:: MATERIAL SHOWN ::
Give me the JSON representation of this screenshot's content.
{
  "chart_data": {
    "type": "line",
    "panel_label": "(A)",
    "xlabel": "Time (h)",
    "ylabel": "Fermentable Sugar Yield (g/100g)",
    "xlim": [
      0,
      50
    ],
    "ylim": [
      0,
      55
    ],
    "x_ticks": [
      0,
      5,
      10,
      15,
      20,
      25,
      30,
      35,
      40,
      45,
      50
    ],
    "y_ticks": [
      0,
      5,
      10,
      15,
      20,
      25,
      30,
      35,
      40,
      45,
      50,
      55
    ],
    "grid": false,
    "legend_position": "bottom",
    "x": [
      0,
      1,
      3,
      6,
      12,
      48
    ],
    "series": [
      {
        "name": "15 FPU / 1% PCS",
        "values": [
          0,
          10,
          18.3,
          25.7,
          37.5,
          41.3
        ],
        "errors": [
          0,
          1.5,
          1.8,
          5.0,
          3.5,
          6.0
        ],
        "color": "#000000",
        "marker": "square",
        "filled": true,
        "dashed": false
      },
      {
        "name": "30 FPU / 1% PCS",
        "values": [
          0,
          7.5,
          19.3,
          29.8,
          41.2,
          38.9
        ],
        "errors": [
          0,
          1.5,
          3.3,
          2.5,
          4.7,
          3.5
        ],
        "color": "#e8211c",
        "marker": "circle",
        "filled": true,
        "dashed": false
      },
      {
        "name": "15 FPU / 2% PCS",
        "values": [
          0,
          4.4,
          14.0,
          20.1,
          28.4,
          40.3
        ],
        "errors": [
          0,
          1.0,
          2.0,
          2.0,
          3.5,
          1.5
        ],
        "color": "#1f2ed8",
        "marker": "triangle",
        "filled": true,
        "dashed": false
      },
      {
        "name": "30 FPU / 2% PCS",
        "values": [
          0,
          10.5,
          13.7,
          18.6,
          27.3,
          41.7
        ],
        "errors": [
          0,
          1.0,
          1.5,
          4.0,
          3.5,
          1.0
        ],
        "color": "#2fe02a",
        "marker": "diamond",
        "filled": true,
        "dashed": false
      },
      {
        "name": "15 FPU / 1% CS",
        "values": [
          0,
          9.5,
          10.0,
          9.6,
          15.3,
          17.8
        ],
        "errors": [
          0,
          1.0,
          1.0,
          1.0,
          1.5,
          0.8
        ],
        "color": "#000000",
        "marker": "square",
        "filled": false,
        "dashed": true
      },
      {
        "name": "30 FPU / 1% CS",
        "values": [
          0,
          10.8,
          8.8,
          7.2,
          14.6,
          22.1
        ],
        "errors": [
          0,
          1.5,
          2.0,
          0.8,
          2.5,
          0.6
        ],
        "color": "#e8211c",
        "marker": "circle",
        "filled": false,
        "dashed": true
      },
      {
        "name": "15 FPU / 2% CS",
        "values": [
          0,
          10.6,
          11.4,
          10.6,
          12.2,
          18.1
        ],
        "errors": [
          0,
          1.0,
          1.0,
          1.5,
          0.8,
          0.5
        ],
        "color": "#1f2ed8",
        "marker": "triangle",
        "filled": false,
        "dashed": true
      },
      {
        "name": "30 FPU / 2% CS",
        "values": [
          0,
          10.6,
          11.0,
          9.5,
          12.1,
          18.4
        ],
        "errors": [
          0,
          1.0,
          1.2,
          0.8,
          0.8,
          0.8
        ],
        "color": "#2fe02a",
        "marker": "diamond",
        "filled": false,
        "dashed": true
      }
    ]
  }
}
:::
- GIVEN INSTRUCTION: Repeat all of the entries exactly.

- THE REPLY:
Give me the JSON representation of this screenshot's content.
{
  "chart_data": {
    "type": "line",
    "panel_label": "(A)",
    "xlabel": "Time (h)",
    "ylabel": "Fermentable Sugar Yield (g/100g)",
    "xlim": [
      0,
      50
    ],
    "ylim": [
      0,
      55
    ],
    "x_ticks": [
      0,
      5,
      10,
      15,
      20,
      25,
      30,
      35,
      40,
      45,
      50
    ],
    "y_ticks": [
      0,
      5,
      10,
      15,
      20,
      25,
      30,
      35,
      40,
      45,
      50,
      55
    ],
    "grid": false,
    "legend_position": "bottom",
    "x": [
      0,
      1,
      3,
      6,
      12,
      48
    ],
    "series": [
      {
        "name": "15 FPU / 1% PCS",
        "values": [
          0,
          10,
          18.3,
          25.7,
          37.5,
          41.3
        ],
        "errors": [
          0,
          1.5,
          1.8,
          5.0,
          3.5,
          6.0
        ],
        "color": "#000000",
        "marker": "square",
        "filled": true,
        "dashed": false
      },
      {
        "name": "30 FPU / 1% PCS",
        "values": [
          0,
          7.5,
          19.3,
          29.8,
          41.2,
          38.9
        ],
        "errors": [
          0,
          1.5,
          3.3,
          2.5,
          4.7,
          3.5
        ],
        "color": "#e8211c",
        "marker": "circle",
        "filled": true,
        "dashed": false
      },
      {
        "name": "15 FPU / 2% PCS",
        "values": [
          0,
          4.4,
          14.0,
          20.1,
          28.4,
          40.3
        ],
        "errors": [
          0,
          1.0,
          2.0,
          2.0,
          3.5,
          1.5
        ],
        "color": "#1f2ed8",
        "marker": "triangle",
        "filled": true,
        "dashed": false
      },
      {
        "name": "30 FPU / 2% PCS",
        "values": [
          0,
          10.5,
          13.7,
          18.6,
          27.3,
          41.7
        ],
        "errors": [
          0,
          1.0,
          1.5,
          4.0,
          3.5,
          1.0
        ],
        "color": "#2fe02a",
        "marker": "diamond",
        "filled": true,
        "dashed": false
      },
      {
        "name": "15 FPU / 1% CS",
        "values": [
          0,
          9.5,
          10.0,
          9.6,
          15.3,
          17.8
        ],
        "errors": [
          0,
          1.0,
          1.0,
          1.0,
          1.5,
          0.8
        ],
        "color": "#000000",
        "marker": "square",
        "filled": false,
        "dashed": true
      },
      {
        "name": "30 FPU / 1% CS",
        "values": [
          0,
          10.8,
          8.8,
          7.2,
          14.6,
          22.1
        ],
        "errors": [
          0,
          1.5,
          2.0,
          0.8,
          2.5,
          0.6
        ],
        "color": "#e8211c",
        "marker": "circle",
        "filled": false,
        "dashed": true
      },
      {
        "name": "15 FPU / 2% CS",
        "values": [
          0,
          10.6,
          11.4,
          10.6,
          12.2,
          18.1
        ],
        "errors": [
          0,
          1.0,
          1.0,
          1.5,
          0.8,
          0.5
        ],
        "color": "#1f2ed8",
        "marker": "triangle",
        "filled": false,
        "dashed": true
      },
      {
        "name": "30 FPU / 2% CS",
        "values": [
          0,
          10.6,
          11.0,
          9.5,
          12.1,
          18.4
        ],
        "errors": [
          0,
          1.0,
          1.2,
          0.8,
          0.8,
          0.8
        ],
        "color": "#2fe02a",
        "marker": "diamond",
        "filled": false,
        "dashed": true
      }
    ]
  }
}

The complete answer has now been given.